(Dataset entries)
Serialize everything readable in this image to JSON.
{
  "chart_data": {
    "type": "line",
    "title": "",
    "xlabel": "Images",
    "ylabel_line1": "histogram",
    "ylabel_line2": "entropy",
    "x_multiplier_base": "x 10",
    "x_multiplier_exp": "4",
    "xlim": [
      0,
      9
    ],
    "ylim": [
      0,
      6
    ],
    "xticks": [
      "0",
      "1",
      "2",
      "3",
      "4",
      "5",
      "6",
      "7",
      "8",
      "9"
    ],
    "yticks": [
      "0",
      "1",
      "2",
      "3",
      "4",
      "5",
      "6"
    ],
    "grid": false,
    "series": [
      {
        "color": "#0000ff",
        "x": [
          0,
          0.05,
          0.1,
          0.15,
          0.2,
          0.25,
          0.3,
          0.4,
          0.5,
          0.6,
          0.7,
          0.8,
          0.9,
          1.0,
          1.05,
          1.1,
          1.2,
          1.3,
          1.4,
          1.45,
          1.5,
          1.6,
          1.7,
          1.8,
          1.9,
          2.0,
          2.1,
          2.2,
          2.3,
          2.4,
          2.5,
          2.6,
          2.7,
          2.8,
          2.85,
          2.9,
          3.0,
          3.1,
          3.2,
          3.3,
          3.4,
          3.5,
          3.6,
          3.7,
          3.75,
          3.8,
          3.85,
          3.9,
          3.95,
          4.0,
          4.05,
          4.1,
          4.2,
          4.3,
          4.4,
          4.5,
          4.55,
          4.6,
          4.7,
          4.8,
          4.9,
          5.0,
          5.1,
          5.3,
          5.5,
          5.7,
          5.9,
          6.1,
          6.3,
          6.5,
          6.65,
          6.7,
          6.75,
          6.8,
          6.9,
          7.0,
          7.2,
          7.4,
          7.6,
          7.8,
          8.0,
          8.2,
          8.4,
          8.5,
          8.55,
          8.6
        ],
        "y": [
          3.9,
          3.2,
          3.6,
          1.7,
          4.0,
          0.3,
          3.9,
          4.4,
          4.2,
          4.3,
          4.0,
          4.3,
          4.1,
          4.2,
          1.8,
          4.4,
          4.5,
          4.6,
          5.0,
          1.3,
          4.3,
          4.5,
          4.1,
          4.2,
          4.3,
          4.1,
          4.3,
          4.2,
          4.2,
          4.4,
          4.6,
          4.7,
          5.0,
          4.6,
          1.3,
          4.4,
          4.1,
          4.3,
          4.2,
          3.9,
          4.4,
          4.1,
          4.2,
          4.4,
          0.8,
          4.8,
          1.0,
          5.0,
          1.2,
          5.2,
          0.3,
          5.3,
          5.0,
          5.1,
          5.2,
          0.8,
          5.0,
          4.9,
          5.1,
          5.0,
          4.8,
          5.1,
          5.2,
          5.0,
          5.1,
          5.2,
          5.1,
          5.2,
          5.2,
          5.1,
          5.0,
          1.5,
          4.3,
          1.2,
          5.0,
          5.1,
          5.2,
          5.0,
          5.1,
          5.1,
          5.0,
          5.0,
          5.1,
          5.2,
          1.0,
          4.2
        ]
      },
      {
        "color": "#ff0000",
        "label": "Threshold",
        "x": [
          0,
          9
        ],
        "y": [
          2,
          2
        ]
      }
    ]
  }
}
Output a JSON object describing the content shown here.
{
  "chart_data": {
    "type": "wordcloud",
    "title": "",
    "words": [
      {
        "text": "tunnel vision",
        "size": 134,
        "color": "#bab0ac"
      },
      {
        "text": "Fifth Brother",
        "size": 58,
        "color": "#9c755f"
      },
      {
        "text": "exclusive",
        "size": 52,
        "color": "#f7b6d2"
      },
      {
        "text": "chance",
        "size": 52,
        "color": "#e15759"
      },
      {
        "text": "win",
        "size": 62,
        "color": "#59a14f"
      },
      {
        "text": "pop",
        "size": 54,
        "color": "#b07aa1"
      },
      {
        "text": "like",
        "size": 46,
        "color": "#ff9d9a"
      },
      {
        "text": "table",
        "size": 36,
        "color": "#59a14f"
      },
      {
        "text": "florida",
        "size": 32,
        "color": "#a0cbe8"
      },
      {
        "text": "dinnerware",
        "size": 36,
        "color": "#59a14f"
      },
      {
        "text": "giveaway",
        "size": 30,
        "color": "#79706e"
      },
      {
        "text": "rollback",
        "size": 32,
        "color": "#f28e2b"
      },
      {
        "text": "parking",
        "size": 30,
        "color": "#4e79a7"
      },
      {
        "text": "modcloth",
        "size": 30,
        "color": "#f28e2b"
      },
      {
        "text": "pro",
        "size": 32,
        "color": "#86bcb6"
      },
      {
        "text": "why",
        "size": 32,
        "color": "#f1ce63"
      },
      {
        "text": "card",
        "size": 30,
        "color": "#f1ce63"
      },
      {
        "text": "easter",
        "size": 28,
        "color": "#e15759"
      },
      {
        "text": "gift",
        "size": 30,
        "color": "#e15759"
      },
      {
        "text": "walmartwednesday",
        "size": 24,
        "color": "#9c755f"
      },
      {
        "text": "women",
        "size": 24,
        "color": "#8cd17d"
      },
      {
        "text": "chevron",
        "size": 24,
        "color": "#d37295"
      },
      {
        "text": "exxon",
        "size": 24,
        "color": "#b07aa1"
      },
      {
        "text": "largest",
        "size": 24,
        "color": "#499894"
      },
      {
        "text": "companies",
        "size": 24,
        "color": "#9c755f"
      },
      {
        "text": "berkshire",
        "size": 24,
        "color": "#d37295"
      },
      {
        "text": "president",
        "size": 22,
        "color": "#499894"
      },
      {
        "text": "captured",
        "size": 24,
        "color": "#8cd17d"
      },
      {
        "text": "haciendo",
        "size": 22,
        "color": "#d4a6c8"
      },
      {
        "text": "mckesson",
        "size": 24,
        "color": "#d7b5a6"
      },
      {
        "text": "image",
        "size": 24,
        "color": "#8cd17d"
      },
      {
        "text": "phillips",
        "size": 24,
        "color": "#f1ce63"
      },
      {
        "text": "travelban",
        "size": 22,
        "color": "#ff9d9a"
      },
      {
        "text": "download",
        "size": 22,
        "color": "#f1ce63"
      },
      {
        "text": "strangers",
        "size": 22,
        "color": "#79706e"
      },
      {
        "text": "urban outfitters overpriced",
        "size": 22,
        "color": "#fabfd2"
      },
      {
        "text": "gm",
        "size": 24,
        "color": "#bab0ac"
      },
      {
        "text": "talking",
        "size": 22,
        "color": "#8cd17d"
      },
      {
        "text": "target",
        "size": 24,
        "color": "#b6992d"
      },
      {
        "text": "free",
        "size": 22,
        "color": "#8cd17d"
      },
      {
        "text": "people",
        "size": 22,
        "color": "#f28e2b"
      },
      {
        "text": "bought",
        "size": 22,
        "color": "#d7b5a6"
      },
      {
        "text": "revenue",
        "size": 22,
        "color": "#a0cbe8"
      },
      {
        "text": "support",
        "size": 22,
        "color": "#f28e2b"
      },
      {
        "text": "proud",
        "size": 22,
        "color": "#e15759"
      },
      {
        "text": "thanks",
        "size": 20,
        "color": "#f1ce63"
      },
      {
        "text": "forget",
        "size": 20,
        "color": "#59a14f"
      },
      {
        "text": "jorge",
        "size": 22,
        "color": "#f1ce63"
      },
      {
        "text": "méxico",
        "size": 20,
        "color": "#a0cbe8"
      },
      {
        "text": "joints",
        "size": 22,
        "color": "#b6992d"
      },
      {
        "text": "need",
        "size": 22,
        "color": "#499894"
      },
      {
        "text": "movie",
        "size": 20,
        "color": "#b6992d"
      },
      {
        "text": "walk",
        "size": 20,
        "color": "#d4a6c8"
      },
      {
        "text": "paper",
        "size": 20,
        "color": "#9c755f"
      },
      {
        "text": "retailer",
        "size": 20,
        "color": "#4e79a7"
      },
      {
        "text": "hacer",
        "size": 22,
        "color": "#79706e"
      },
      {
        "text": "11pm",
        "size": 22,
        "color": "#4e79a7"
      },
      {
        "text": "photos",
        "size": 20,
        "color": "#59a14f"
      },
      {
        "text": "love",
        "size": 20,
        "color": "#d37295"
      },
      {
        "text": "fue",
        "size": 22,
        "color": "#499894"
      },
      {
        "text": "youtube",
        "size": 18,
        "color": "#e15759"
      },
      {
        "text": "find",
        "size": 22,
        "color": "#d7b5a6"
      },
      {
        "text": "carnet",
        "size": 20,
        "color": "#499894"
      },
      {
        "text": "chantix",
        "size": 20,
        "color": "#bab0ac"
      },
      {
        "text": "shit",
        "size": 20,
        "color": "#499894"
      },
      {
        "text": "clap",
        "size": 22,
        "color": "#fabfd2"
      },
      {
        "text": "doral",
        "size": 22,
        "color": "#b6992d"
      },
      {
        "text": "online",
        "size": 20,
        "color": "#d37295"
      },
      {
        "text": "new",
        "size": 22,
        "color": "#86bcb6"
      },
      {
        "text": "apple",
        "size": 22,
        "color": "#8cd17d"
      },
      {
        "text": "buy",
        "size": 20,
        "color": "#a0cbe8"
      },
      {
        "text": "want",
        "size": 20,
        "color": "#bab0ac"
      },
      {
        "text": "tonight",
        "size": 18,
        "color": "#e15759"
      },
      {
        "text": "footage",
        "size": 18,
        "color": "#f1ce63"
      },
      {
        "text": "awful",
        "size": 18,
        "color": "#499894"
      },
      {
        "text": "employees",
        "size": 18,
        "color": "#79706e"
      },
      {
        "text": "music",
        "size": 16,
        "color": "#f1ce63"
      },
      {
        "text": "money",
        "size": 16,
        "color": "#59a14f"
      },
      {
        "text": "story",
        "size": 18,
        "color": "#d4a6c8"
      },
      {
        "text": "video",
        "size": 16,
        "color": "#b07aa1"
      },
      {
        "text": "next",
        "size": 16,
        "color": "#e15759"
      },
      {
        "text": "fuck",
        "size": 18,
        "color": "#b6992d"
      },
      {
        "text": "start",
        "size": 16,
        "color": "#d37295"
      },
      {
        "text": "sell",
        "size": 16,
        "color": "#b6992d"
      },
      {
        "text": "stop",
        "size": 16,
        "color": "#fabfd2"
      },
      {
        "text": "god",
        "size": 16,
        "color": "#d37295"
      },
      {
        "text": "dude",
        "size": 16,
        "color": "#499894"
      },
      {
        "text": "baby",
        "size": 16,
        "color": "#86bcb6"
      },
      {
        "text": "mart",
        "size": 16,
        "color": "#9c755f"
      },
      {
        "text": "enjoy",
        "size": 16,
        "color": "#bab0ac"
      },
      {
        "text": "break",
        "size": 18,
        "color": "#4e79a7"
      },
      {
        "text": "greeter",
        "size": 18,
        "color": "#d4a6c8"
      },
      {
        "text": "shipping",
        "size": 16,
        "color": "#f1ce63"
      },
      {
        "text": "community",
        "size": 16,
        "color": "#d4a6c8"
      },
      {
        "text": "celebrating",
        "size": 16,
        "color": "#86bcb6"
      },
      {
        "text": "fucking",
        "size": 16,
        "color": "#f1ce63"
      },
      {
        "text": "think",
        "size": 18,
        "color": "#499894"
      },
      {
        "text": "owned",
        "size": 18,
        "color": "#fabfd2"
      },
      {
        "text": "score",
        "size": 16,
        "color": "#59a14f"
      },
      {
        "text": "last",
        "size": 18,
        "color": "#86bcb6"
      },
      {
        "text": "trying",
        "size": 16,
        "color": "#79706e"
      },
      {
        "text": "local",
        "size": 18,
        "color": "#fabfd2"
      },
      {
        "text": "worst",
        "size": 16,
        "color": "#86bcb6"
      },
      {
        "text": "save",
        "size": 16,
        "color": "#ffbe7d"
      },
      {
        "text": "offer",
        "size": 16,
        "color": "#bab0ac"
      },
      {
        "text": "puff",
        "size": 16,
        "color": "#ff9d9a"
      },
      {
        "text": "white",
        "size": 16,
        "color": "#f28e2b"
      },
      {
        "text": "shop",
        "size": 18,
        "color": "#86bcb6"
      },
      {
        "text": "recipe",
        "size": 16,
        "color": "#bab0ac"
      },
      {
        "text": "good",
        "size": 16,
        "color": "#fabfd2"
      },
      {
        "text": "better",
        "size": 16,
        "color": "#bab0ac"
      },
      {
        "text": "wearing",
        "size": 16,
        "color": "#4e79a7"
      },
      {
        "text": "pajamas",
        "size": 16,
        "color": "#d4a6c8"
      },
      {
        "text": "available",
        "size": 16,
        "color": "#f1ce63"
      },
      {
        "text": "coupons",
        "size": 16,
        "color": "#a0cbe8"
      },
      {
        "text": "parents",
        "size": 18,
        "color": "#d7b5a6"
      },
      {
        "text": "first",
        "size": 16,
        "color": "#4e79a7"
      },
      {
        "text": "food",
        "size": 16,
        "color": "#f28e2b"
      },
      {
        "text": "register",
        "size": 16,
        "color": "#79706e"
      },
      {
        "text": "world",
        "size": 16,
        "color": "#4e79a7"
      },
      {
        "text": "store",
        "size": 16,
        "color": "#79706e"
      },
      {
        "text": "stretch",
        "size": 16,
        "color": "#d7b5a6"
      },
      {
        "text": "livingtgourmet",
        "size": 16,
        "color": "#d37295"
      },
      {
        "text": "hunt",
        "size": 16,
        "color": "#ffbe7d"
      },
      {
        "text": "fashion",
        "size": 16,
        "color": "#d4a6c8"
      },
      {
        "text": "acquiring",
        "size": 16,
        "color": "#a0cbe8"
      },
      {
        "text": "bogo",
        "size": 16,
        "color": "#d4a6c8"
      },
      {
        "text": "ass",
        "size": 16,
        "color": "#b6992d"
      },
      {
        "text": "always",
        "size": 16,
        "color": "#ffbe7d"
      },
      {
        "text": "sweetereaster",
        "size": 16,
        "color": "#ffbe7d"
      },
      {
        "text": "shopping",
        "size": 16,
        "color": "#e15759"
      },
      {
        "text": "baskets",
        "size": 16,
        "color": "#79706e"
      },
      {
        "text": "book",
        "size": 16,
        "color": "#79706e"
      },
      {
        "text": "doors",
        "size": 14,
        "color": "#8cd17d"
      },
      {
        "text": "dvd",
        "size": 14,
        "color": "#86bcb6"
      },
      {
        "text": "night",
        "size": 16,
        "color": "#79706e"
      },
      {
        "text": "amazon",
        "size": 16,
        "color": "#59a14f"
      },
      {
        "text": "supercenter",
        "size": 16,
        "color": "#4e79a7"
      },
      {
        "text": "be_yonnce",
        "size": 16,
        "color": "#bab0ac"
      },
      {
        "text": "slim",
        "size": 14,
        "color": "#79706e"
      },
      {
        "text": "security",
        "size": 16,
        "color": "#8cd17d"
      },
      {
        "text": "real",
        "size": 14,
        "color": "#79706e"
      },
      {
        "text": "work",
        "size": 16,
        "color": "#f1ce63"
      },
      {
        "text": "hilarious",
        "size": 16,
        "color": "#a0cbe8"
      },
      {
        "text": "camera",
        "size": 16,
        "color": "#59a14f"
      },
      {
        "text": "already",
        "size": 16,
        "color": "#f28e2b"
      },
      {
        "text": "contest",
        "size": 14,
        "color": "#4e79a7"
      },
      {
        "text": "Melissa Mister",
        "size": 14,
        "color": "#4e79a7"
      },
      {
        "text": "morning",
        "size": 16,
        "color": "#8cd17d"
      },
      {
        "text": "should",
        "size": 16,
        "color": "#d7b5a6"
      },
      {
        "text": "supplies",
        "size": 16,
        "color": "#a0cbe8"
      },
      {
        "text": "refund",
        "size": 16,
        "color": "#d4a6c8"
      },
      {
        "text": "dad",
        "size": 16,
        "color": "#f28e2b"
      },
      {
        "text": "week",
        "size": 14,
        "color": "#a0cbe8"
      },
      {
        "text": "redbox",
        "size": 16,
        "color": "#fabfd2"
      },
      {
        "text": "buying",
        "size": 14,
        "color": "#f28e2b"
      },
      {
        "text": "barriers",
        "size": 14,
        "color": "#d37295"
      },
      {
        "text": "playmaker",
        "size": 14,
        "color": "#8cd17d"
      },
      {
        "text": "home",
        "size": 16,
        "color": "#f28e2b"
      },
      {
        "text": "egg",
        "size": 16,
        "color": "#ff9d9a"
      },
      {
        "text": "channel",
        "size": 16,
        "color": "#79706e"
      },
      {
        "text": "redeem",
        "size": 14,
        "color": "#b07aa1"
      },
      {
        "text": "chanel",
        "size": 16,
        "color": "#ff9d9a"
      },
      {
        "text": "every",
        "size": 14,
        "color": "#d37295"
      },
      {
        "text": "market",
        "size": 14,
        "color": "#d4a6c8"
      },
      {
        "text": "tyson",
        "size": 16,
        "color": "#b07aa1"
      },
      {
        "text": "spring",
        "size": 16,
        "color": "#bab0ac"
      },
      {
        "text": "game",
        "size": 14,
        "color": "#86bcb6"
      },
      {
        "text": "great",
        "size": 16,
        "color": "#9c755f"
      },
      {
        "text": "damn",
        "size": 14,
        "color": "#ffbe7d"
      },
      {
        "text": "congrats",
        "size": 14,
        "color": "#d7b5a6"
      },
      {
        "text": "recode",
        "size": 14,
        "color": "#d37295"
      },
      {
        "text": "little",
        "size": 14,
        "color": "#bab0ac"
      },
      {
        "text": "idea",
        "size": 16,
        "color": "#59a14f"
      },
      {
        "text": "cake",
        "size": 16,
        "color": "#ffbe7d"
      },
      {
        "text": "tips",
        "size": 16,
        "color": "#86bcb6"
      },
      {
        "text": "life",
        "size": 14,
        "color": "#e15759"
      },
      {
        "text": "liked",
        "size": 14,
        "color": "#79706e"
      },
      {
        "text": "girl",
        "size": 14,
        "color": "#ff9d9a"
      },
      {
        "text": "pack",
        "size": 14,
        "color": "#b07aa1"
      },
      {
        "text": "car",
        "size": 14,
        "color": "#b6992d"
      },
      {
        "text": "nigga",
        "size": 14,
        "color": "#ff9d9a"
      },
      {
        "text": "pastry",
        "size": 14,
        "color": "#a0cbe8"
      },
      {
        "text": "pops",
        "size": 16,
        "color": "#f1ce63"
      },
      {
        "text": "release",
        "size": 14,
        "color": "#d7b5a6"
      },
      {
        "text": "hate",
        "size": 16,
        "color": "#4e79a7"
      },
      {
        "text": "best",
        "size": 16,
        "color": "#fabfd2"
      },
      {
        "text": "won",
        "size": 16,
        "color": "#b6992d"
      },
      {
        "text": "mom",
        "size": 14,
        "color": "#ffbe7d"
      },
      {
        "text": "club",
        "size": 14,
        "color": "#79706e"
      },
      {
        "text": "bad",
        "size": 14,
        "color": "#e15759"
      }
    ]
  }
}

Do this | Determine how many lines above contain "JSON" as a word or string. Give the number alone.

Solution to the problem | 2